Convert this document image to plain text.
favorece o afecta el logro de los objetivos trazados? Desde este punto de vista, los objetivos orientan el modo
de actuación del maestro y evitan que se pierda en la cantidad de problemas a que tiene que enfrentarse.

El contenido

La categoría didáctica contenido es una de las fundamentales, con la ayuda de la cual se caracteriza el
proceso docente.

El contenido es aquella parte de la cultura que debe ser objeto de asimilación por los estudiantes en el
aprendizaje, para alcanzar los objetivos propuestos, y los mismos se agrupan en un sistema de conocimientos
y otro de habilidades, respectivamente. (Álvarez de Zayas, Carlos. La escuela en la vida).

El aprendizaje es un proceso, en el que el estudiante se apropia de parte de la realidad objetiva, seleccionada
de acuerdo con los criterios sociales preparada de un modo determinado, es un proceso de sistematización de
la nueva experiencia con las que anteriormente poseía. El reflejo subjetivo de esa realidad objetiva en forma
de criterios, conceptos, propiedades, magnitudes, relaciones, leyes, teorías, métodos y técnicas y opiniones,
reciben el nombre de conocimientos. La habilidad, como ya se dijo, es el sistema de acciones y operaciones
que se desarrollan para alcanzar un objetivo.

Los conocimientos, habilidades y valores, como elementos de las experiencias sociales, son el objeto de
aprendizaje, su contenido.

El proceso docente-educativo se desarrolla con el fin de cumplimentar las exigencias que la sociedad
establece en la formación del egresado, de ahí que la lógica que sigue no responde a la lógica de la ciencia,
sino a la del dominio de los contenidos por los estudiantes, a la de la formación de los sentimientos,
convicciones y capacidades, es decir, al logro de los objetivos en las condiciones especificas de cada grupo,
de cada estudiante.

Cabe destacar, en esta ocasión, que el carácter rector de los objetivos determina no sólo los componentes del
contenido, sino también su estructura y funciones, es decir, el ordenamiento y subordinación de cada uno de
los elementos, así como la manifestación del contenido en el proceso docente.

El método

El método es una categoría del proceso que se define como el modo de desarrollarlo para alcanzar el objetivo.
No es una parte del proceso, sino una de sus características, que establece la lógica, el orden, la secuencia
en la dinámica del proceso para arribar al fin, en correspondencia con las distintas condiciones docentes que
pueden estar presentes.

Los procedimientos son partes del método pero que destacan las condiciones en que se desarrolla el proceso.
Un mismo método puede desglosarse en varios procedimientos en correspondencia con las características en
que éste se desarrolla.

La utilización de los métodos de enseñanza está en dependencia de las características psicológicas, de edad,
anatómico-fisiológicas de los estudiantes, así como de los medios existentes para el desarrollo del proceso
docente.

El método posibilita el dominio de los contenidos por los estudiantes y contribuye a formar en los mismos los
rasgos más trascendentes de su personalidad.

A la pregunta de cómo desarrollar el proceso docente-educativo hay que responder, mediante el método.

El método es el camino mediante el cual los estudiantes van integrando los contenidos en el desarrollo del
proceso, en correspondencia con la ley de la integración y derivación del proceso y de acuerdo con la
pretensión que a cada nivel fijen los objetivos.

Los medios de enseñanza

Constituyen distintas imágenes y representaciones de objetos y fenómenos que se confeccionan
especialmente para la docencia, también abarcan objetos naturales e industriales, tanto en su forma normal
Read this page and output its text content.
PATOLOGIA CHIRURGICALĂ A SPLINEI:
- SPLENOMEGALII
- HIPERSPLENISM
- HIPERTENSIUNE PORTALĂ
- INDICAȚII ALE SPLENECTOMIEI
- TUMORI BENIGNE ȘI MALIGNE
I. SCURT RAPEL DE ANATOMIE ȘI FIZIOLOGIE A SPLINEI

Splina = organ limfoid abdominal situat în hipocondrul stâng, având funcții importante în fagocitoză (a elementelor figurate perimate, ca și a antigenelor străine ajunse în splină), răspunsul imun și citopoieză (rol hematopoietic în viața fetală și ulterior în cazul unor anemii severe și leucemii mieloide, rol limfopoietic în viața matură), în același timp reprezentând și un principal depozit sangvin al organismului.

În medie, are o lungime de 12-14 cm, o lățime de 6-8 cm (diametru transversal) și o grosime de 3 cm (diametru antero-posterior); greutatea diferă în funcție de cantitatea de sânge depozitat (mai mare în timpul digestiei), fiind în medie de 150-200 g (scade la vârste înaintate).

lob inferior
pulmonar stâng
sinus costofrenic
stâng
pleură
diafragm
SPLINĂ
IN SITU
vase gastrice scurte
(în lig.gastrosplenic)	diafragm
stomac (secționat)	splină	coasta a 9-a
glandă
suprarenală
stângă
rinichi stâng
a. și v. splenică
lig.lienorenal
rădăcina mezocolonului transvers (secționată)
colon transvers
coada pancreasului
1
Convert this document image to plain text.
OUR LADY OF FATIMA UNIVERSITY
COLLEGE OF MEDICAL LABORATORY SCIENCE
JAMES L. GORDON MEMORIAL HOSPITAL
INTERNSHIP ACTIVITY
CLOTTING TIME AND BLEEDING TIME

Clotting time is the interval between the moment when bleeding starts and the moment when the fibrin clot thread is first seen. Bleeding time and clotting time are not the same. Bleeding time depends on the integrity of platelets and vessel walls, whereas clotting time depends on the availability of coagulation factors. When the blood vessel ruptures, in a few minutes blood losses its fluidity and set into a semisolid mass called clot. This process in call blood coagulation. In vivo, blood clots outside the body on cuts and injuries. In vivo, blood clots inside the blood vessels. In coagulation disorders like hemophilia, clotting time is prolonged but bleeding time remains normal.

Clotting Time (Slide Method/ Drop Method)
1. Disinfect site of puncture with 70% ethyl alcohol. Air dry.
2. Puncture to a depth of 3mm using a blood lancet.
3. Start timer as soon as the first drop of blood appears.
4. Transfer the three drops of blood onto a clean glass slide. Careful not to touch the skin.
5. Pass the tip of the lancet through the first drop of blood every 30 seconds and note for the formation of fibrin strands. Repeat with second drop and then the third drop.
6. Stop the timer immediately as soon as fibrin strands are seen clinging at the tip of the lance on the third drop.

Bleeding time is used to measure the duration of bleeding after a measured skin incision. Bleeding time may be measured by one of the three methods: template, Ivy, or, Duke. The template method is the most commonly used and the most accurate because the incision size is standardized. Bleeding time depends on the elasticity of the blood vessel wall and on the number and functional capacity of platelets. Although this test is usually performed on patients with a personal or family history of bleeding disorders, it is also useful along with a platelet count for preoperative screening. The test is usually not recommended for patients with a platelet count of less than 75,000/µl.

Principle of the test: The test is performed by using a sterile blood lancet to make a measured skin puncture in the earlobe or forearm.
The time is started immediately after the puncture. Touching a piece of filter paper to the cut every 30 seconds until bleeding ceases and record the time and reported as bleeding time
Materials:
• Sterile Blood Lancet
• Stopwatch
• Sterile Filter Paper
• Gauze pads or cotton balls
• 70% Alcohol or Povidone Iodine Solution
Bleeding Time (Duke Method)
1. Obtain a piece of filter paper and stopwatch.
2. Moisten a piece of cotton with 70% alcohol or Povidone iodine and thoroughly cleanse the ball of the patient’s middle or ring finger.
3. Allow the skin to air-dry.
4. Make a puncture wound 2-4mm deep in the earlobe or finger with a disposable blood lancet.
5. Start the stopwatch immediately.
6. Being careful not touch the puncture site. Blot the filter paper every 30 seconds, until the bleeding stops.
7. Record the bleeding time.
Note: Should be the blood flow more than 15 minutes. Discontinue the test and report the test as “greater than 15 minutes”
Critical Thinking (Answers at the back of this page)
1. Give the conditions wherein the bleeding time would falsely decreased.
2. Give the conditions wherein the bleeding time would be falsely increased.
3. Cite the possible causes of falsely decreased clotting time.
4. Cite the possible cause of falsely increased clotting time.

The problem »
Reproduce each line of the records in which "test" appears.

Solution »
Bleeding time is used to measure the duration of bleeding after a measured skin incision. Bleeding time may be measured by one of the three methods: template, Ivy, or, Duke. The template method is the most commonly used and the most accurate because the incision size is standardized. Bleeding time depends on the elasticity of the blood vessel wall and on the number and functional capacity of platelets. Although this test is usually performed on patients with a personal or family history of bleeding disorders, it is also useful along with a platelet count for preoperative screening. The test is usually not recommended for patients with a platelet count of less than 75,000/µl.
Principle of the test: The test is performed by using a sterile blood lancet to make a measured skin puncture in the earlobe or forearm.
Note: Should be the blood flow more than 15 minutes. Discontinue the test and report the test as “greater than 15 minutes”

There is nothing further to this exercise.